Published in final edited form as: Bioorg Med Chem Lett. 2013 Sep 6;23(22):10.1016/j.bmcl.2013.08.093. doi: 10.1016/j.bmcl.2013.08.093

Total syntheses and cytotoxicity of kealiiquinone, 2-deoxy-2-aminokealiiquinone and analogs

Jayanta K Das 1, Arunoday Bhan 1, Subhrangsu S Mandal 1, Carl J Lovely 1,*
PMCID: PMC3876475  NIHMSID: NIHMS523542  PMID: 24076171

Abstract

Concise syntheses of two Leucetta-derived naphthimidazole alkaloids, kealiiquinone and 2-deoxy-2-aminokealiiquinone, are described based on a biosynthetic-guided hypothesis. Advanced intermediates containing the full naphthimidazole framework are constructed through Friedel-Crafts chemistry followed by oxidation of the electron rich C-ring with hydrogen peroxide. The cytotoxicity of these alkaloids in a breast cancer cell line along with several closely related marine-derived natural products kealiinines A-C and analogs are reported.
▬▬▬▬▬▬▬▬▬▬
EXERCISE INSTRUCTIONS -
[a] In the kealiiquinone synthesis excerpt, what reagent oxidizes the electron-rich C-ring?
[b] Continue the kealiiquinone synthesis excerpt from its last sentence.

(Document layout detection data)
▬▬▬▬▬▬▬▬▬▬
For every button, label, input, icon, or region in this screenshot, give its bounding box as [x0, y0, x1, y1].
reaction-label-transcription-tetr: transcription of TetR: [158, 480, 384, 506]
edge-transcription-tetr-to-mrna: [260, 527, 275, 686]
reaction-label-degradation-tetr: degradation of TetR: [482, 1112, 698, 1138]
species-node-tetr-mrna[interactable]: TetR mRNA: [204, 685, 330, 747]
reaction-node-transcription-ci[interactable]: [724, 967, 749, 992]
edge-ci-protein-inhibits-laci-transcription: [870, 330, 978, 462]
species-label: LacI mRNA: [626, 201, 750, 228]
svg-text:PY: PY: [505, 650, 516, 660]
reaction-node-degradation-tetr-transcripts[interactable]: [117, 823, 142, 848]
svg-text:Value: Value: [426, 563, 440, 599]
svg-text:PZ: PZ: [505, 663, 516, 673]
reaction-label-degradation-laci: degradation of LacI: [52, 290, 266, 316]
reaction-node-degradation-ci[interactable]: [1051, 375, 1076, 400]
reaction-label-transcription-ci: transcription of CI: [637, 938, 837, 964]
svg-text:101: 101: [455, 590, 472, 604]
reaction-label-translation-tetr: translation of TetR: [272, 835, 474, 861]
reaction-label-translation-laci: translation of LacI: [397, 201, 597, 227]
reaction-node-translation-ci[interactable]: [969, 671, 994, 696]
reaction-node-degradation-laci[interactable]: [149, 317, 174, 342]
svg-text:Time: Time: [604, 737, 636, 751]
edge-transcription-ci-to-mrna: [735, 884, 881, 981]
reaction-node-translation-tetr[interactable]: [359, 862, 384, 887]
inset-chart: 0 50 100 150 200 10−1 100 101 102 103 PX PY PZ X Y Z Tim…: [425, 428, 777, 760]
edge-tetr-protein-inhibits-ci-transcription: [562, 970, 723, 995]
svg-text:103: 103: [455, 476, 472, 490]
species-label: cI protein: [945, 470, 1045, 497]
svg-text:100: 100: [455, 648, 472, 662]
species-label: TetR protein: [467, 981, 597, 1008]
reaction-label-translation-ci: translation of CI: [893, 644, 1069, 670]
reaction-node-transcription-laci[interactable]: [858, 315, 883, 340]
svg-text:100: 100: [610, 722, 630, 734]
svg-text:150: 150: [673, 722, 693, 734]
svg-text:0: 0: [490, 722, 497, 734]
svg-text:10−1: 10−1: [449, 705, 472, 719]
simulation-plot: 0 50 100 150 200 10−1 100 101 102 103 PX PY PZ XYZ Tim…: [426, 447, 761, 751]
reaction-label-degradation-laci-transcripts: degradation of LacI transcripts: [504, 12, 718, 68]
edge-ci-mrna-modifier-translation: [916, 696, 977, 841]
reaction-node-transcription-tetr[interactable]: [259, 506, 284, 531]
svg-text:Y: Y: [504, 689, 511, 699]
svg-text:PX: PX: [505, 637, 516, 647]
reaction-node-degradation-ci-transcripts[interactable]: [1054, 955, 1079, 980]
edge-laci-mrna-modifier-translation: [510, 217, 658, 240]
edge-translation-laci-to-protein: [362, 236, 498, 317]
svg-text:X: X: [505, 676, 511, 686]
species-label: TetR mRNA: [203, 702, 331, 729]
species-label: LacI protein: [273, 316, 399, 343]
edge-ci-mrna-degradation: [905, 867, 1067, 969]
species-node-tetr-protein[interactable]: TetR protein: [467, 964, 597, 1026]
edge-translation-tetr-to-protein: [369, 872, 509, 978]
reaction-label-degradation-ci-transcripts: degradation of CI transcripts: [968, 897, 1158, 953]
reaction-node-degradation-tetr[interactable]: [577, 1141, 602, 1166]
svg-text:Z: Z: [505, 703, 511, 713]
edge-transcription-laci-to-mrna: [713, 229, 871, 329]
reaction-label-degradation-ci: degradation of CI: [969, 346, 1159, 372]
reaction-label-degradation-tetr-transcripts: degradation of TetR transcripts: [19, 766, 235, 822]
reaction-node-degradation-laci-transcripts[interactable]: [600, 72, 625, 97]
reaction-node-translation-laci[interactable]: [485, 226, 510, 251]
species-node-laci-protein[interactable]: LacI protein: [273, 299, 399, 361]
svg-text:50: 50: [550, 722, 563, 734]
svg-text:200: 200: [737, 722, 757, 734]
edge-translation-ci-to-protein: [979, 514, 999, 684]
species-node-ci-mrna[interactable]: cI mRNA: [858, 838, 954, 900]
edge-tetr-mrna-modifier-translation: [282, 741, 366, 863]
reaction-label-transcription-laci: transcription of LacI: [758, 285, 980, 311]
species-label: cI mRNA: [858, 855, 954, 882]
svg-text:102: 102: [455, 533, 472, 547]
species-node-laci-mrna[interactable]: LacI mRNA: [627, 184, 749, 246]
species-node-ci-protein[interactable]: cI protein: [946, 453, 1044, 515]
▬▬▬▬▬▬▬▬▬▬
RESULTS -
[a] Hydrogen peroxide.

[b]
Keywords: Naphthimidazole, Biomimetic, Oxidation, MCF7, Keyword_5

Marine sponges produce an array of structurally unique secondary metabolites that exhibit interesting biological activities and as such serve as lead compounds in drug discovery programs.1, 2 Sponges of the Leucetta and Clathrina families are known to produce various types of natural products, including several examples of imidazole-containing alkaloids.3, 4 In the course of their isolation bioactivity-guided fractionation schemes are used and as a result some biological information emerges. However, it is oftentimes limited in scope based on the screens available in a particular lab and because of the nature of the isolation process the purity of the isolated material can be questionable. While some limited structure-activity relationship information can be obtained in these efforts through the isolation of related molecules, it is restricted to (usually) modest structural changes. Such is the case in the Leucetta and Clathrina alkaloids, wherein a number of different groups of natural products have been isolated and their biological activities assessed (Figure 1), but few direct comparative studies have been performed and limited in depth investigations have been undertaken.4 A notable exception to this is naamidine A (6),5, 6 for which both SAR7 and mechanism of action data have been obtained.8-10 Our lab has developed a number of total syntheses of various family members of the Calcarous family of alkaloids11 and herein we report the synthesis and evaluation of synthetic versions of several naphthimidazole-natural products, precursors and analogs as potential anti-cancer molecules.

Figure 1. Various Leucetta-derived alkaloids.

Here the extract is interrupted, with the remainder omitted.